- **The exercise**
Give back the whole listing exactly as shown.

++++ Provided entries

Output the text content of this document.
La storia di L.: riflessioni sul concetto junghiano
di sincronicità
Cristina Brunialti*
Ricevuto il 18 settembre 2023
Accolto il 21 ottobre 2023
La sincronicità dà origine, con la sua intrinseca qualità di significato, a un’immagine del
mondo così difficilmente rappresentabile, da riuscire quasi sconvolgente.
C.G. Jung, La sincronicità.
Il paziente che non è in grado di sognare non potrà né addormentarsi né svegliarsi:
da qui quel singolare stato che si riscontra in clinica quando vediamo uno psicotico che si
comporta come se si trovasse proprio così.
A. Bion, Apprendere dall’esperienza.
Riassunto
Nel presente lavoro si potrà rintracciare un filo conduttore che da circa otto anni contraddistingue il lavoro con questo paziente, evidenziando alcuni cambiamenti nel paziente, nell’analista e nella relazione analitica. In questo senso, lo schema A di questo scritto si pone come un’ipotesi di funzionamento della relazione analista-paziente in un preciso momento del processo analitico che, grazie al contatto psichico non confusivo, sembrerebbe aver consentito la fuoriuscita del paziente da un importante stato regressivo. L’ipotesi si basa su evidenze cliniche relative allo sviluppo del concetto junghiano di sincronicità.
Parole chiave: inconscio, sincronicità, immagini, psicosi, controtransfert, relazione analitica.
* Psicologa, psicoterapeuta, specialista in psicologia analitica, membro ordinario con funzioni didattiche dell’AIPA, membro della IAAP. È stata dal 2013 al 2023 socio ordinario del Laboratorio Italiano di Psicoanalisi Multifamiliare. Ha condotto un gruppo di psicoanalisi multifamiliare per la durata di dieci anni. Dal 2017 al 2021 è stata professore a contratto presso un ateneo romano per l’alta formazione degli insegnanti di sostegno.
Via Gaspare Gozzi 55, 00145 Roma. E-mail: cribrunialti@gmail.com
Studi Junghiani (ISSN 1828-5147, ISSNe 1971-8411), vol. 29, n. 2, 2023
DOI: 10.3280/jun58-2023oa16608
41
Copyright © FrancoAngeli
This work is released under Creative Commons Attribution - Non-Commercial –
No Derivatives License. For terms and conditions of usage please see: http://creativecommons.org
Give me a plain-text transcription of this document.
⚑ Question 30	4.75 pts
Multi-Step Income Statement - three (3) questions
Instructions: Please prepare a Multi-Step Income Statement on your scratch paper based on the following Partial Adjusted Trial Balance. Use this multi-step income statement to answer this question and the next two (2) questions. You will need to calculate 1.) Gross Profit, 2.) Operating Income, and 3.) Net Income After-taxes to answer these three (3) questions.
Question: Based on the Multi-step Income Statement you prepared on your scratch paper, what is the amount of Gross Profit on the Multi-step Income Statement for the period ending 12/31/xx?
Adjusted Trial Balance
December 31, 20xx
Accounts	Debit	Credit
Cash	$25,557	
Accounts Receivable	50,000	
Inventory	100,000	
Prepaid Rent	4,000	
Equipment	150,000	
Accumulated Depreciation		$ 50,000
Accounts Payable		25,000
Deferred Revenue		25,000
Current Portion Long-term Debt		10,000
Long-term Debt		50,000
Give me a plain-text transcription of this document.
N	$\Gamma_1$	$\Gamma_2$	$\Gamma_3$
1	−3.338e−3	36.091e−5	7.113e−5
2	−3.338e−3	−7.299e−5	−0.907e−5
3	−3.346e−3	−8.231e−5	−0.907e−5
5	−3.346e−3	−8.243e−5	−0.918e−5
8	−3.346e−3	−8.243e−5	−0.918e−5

++++++++

- **Complete output**
Output the text content of this document.
La storia di L.: riflessioni sul concetto junghiano
di sincronicità
Cristina Brunialti*
Ricevuto il 18 settembre 2023
Accolto il 21 ottobre 2023
La sincronicità dà origine, con la sua intrinseca qualità di significato, a un’immagine del
mondo così difficilmente rappresentabile, da riuscire quasi sconvolgente.
C.G. Jung, La sincronicità.
Il paziente che non è in grado di sognare non potrà né addormentarsi né svegliarsi:
da qui quel singolare stato che si riscontra in clinica quando vediamo uno psicotico che si
comporta come se si trovasse proprio così.
A. Bion, Apprendere dall’esperienza.
Riassunto
Nel presente lavoro si potrà rintracciare un filo conduttore che da circa otto anni contraddistingue il lavoro con questo paziente, evidenziando alcuni cambiamenti nel paziente, nell’analista e nella relazione analitica. In questo senso, lo schema A di questo scritto si pone come un’ipotesi di funzionamento della relazione analista-paziente in un preciso momento del processo analitico che, grazie al contatto psichico non confusivo, sembrerebbe aver consentito la fuoriuscita del paziente da un importante stato regressivo. L’ipotesi si basa su evidenze cliniche relative allo sviluppo del concetto junghiano di sincronicità.
Parole chiave: inconscio, sincronicità, immagini, psicosi, controtransfert, relazione analitica.
* Psicologa, psicoterapeuta, specialista in psicologia analitica, membro ordinario con funzioni didattiche dell’AIPA, membro della IAAP. È stata dal 2013 al 2023 socio ordinario del Laboratorio Italiano di Psicoanalisi Multifamiliare. Ha condotto un gruppo di psicoanalisi multifamiliare per la durata di dieci anni. Dal 2017 al 2021 è stata professore a contratto presso un ateneo romano per l’alta formazione degli insegnanti di sostegno.
Via Gaspare Gozzi 55, 00145 Roma. E-mail: cribrunialti@gmail.com
Studi Junghiani (ISSN 1828-5147, ISSNe 1971-8411), vol. 29, n. 2, 2023
DOI: 10.3280/jun58-2023oa16608
41
Copyright © FrancoAngeli
This work is released under Creative Commons Attribution - Non-Commercial –
No Derivatives License. For terms and conditions of usage please see: http://creativecommons.org
Give me a plain-text transcription of this document.
⚑ Question 30	4.75 pts
Multi-Step Income Statement - three (3) questions
Instructions: Please prepare a Multi-Step Income Statement on your scratch paper based on the following Partial Adjusted Trial Balance. Use this multi-step income statement to answer this question and the next two (2) questions. You will need to calculate 1.) Gross Profit, 2.) Operating Income, and 3.) Net Income After-taxes to answer these three (3) questions.
Question: Based on the Multi-step Income Statement you prepared on your scratch paper, what is the amount of Gross Profit on the Multi-step Income Statement for the period ending 12/31/xx?
Adjusted Trial Balance
December 31, 20xx
Accounts	Debit	Credit
Cash	$25,557	
Accounts Receivable	50,000	
Inventory	100,000	
Prepaid Rent	4,000	
Equipment	150,000	
Accumulated Depreciation		$ 50,000
Accounts Payable		25,000
Deferred Revenue		25,000
Current Portion Long-term Debt		10,000
Long-term Debt		50,000
Give me a plain-text transcription of this document.
N	$\Gamma_1$	$\Gamma_2$	$\Gamma_3$
1	−3.338e−3	36.091e−5	7.113e−5
2	−3.338e−3	−7.299e−5	−0.907e−5
3	−3.346e−3	−8.231e−5	−0.907e−5
5	−3.346e−3	−8.243e−5	−0.918e−5
8	−3.346e−3	−8.243e−5	−0.918e−5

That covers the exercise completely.